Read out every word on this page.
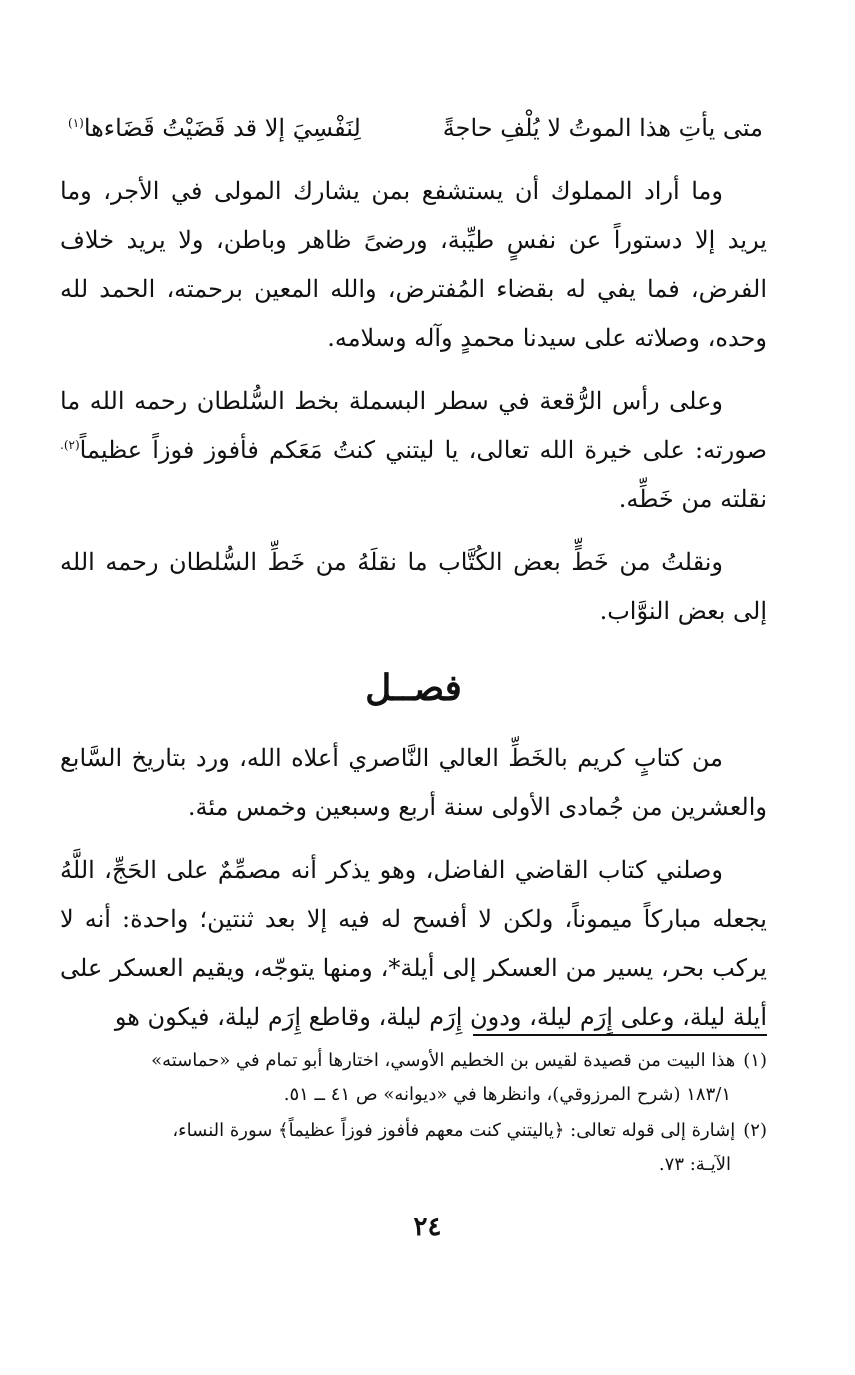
متى يأتِ هذا الموتُ لا يُلْفِ حاجةً
لِنَفْسِيَ إلا قد قَضَيْتُ قَضَاءها$^{(١)}$

وما أراد المملوك أن يستشفع بمن يشارك المولى في الأجر، وما يريد إلا دستوراً عن نفسٍ طيِّبة، ورضىً ظاهر وباطن، ولا يريد خلاف الفرض، فما يفي له بقضاء المُفترض، والله المعين برحمته، الحمد لله وحده، وصلاته على سيدنا محمدٍ وآله وسلامه.

وعلى رأس الرُّقعة في سطر البسملة بخط السُّلطان رحمه الله ما صورته: على خيرة الله تعالى، يا ليتني كنتُ مَعَكم فأفوز فوزاً عظيماً$^{(٢).}$ نقلته من خَطِّه.

ونقلتُ من خَطٍّ بعض الكُتَّاب ما نقلَهُ من خَطِّ السُّلطان رحمه الله إلى بعض النوَّاب.

فصــل

من كتابٍ كريم بالخَطِّ العالي النَّاصري أعلاه الله، ورد بتاريخ السَّابع والعشرين من جُمادى الأولى سنة أربع وسبعين وخمس مئة.

وصلني كتاب القاضي الفاضل، وهو يذكر أنه مصمِّمٌ على الحَجِّ، اللَّهُ يجعله مباركاً ميموناً، ولكن لا أفسح له فيه إلا بعد ثنتين؛ واحدة: أنه لا يركب بحر، يسير من العسكر إلى أيلة*، ومنها يتوجّه، ويقيم العسكر على أيلة ليلة، وعلى إِرَم ليلة، ودون إِرَم ليلة، وقاطع إِرَم ليلة، فيكون هو

(١)هذا البيت من قصيدة لقيس بن الخطيم الأوسي، اختارها أبو تمام في «حماسته»
١٨٣/١ (شرح المرزوقي)، وانظرها في «ديوانه» ص ٤١ ــ ٥١.

(٢)إشارة إلى قوله تعالى: ﴿ياليتني كنت معهم فأفوز فوزاً عظيماً﴾ سورة النساء،
الآيـة: ٧٣.

٢٤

> _TASK REQUIREMENTS_: Give every line above again exactly, with no pictures.

> _TASK OUTPUT_:
Read out every word on this page.
متى يأتِ هذا الموتُ لا يُلْفِ حاجةً
لِنَفْسِيَ إلا قد قَضَيْتُ قَضَاءها$^{(١)}$

وما أراد المملوك أن يستشفع بمن يشارك المولى في الأجر، وما يريد إلا دستوراً عن نفسٍ طيِّبة، ورضىً ظاهر وباطن، ولا يريد خلاف الفرض، فما يفي له بقضاء المُفترض، والله المعين برحمته، الحمد لله وحده، وصلاته على سيدنا محمدٍ وآله وسلامه.

وعلى رأس الرُّقعة في سطر البسملة بخط السُّلطان رحمه الله ما صورته: على خيرة الله تعالى، يا ليتني كنتُ مَعَكم فأفوز فوزاً عظيماً$^{(٢).}$ نقلته من خَطِّه.

ونقلتُ من خَطٍّ بعض الكُتَّاب ما نقلَهُ من خَطِّ السُّلطان رحمه الله إلى بعض النوَّاب.

فصــل

من كتابٍ كريم بالخَطِّ العالي النَّاصري أعلاه الله، ورد بتاريخ السَّابع والعشرين من جُمادى الأولى سنة أربع وسبعين وخمس مئة.

وصلني كتاب القاضي الفاضل، وهو يذكر أنه مصمِّمٌ على الحَجِّ، اللَّهُ يجعله مباركاً ميموناً، ولكن لا أفسح له فيه إلا بعد ثنتين؛ واحدة: أنه لا يركب بحر، يسير من العسكر إلى أيلة*، ومنها يتوجّه، ويقيم العسكر على أيلة ليلة، وعلى إِرَم ليلة، ودون إِرَم ليلة، وقاطع إِرَم ليلة، فيكون هو

(١)هذا البيت من قصيدة لقيس بن الخطيم الأوسي، اختارها أبو تمام في «حماسته»
١٨٣/١ (شرح المرزوقي)، وانظرها في «ديوانه» ص ٤١ ــ ٥١.

(٢)إشارة إلى قوله تعالى: ﴿ياليتني كنت معهم فأفوز فوزاً عظيماً﴾ سورة النساء،
الآيـة: ٧٣.

٢٤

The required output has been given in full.